### Given task
Every line that contains "index" counts once; give the total number of such lines, with no other words.

### Material provided
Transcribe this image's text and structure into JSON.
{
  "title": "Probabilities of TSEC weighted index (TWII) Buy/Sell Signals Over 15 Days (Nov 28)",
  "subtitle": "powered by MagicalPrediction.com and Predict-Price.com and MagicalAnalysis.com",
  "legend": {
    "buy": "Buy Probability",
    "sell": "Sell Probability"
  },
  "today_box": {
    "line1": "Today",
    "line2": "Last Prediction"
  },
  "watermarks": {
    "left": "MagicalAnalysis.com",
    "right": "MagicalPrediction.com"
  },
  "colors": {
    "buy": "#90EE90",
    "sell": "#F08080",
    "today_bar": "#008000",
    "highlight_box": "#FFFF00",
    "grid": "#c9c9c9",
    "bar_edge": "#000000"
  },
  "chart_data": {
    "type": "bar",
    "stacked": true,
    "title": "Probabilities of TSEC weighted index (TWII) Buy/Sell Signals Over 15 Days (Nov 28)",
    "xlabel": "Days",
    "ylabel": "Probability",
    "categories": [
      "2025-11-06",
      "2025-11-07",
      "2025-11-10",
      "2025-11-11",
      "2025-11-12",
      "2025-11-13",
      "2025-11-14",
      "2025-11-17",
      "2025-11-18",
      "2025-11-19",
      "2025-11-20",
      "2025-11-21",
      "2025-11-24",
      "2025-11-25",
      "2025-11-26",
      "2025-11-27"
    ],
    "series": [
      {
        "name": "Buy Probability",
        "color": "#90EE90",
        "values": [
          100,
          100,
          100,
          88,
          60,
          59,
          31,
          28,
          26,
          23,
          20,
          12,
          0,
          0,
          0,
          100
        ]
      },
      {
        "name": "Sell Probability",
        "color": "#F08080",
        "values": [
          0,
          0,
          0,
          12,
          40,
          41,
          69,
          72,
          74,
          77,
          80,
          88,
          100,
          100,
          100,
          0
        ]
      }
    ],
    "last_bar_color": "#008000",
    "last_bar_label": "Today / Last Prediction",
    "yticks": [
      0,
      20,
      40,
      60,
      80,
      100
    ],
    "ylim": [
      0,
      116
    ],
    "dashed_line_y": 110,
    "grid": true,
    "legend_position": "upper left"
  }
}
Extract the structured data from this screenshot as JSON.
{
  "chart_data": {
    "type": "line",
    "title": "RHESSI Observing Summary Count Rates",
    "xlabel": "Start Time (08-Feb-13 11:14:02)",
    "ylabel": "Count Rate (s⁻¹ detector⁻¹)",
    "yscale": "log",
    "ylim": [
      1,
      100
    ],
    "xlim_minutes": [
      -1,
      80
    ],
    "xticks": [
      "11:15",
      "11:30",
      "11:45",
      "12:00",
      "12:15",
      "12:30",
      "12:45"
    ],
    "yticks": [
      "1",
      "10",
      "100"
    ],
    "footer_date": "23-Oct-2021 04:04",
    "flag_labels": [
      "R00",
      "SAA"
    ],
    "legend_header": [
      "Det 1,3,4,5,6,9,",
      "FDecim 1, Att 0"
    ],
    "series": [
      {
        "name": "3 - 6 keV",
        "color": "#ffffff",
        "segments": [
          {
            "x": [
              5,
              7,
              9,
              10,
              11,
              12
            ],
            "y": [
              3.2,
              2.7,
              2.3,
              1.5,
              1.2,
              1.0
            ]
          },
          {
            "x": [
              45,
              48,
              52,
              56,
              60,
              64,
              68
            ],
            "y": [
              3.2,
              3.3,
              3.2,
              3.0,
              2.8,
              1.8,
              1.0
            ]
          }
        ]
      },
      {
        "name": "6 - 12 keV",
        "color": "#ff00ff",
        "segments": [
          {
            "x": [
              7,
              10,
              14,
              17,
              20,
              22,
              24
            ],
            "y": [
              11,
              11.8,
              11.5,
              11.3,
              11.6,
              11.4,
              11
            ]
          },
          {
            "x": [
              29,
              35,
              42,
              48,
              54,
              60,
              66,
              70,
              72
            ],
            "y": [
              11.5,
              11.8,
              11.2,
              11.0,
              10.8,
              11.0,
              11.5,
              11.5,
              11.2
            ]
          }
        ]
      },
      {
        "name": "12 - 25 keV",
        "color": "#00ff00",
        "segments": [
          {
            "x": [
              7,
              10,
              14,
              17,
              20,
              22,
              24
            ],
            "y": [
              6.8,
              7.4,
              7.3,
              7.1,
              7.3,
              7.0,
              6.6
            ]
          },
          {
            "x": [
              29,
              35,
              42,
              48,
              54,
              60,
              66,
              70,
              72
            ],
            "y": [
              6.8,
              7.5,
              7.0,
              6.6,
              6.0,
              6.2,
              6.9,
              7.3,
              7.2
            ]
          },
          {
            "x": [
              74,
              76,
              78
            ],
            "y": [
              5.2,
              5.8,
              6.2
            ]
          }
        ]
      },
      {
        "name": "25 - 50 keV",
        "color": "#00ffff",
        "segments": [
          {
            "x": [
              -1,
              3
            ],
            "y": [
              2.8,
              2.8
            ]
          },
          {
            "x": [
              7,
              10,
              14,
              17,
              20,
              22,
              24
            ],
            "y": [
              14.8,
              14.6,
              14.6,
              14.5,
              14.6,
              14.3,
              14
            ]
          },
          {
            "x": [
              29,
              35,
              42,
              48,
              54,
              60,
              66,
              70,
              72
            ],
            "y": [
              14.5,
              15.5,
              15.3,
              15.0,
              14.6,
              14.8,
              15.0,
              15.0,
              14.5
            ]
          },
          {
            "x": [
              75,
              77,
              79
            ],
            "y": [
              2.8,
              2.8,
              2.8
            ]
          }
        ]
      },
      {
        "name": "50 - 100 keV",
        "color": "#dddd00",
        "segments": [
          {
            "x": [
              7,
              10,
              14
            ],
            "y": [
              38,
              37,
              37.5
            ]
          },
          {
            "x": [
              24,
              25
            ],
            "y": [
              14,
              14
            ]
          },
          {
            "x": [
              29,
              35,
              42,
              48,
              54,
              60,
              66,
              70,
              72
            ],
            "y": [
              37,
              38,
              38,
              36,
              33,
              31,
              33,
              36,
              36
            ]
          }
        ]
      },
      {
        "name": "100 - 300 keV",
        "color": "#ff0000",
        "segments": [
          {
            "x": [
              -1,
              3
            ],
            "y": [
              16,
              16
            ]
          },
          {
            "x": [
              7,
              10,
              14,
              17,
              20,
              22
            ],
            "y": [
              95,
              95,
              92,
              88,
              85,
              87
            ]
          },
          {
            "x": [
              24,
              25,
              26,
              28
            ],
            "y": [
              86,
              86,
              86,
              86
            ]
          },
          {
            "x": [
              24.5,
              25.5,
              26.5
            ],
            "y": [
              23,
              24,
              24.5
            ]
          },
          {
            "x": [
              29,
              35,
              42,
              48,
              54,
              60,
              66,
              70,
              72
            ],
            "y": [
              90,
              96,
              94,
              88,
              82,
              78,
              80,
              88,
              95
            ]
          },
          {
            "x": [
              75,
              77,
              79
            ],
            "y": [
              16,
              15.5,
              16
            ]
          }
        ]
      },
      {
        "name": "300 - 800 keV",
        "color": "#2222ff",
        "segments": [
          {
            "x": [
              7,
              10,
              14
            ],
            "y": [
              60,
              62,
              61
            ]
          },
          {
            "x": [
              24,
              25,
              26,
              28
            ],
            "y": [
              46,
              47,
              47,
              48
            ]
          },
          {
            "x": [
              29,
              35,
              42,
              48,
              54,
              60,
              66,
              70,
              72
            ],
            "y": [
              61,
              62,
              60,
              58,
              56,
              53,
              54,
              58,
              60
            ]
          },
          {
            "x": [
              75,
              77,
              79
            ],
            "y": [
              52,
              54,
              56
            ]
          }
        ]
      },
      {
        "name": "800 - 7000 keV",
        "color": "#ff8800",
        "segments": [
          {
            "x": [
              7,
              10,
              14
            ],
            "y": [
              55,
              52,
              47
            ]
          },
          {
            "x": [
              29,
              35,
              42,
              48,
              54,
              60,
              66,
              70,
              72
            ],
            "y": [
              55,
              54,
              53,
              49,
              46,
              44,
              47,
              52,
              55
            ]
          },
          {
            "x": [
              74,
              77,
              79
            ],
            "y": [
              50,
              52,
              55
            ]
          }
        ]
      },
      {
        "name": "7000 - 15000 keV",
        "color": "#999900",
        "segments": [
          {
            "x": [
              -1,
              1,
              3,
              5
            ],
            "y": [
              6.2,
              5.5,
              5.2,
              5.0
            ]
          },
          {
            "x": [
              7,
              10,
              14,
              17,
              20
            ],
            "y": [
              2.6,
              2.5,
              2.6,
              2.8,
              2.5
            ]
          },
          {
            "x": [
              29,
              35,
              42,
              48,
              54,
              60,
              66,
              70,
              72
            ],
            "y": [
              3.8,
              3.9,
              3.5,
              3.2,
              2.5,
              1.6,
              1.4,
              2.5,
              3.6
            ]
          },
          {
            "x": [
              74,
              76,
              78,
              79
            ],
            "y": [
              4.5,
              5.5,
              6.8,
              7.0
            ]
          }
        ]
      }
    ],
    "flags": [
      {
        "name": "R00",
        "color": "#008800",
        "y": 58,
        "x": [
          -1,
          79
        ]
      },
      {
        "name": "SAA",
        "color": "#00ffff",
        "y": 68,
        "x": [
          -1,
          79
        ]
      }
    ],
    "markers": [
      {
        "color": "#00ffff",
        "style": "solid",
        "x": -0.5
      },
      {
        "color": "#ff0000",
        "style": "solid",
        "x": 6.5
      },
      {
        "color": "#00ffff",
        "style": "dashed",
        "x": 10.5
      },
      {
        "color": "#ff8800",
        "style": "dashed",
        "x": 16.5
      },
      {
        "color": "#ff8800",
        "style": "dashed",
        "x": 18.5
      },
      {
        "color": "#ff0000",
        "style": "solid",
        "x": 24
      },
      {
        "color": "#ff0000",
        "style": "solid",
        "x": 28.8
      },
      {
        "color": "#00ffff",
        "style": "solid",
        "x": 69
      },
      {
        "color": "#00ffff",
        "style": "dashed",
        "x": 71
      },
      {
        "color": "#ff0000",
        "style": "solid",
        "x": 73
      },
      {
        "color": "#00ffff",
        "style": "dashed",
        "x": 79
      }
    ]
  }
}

### Answer to the task
2